Brief: Select all lines with the string "hình" in them, and copy those lines.

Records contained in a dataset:

-- -- --

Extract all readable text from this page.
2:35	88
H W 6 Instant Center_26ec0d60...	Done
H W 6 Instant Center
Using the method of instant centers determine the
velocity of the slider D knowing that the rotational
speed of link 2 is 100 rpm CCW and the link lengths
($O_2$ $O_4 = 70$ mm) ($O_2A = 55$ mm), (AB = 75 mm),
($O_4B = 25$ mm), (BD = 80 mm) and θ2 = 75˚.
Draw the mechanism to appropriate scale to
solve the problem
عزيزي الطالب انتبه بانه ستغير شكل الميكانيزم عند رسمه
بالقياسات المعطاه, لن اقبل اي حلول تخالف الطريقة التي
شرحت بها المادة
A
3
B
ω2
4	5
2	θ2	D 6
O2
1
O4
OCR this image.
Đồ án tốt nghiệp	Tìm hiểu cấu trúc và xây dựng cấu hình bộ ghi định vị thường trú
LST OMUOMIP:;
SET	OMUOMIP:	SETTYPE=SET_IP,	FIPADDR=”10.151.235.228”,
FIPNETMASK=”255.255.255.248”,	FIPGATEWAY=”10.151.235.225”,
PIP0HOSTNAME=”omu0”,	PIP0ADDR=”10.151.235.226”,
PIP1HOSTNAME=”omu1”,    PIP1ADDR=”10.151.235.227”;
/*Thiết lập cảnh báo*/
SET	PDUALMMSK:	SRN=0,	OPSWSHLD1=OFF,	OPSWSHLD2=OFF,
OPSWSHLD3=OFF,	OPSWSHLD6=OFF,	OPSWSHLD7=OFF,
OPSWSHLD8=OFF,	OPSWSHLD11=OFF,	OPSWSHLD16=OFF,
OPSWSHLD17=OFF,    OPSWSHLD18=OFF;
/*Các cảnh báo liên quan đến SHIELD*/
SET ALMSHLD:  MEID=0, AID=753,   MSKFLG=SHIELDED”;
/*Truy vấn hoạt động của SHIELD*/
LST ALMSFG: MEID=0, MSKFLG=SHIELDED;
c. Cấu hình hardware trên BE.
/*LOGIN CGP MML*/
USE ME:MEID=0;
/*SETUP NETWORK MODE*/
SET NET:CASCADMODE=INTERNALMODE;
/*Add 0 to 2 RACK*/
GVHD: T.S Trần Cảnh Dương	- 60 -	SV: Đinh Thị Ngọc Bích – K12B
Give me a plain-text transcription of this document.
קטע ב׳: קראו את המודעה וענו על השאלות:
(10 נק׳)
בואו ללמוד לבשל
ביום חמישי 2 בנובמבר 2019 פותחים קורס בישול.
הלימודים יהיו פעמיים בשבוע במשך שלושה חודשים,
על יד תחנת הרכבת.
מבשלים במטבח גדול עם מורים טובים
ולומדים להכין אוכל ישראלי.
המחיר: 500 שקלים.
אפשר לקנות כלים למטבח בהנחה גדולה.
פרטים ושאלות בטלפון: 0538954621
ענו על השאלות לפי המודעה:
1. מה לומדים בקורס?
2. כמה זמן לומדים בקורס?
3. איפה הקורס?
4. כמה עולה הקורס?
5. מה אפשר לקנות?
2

-- -- --

Expected answer:
Đồ án tốt nghiệp	Tìm hiểu cấu trúc và xây dựng cấu hình bộ ghi định vị thường trú
c. Cấu hình hardware trên BE.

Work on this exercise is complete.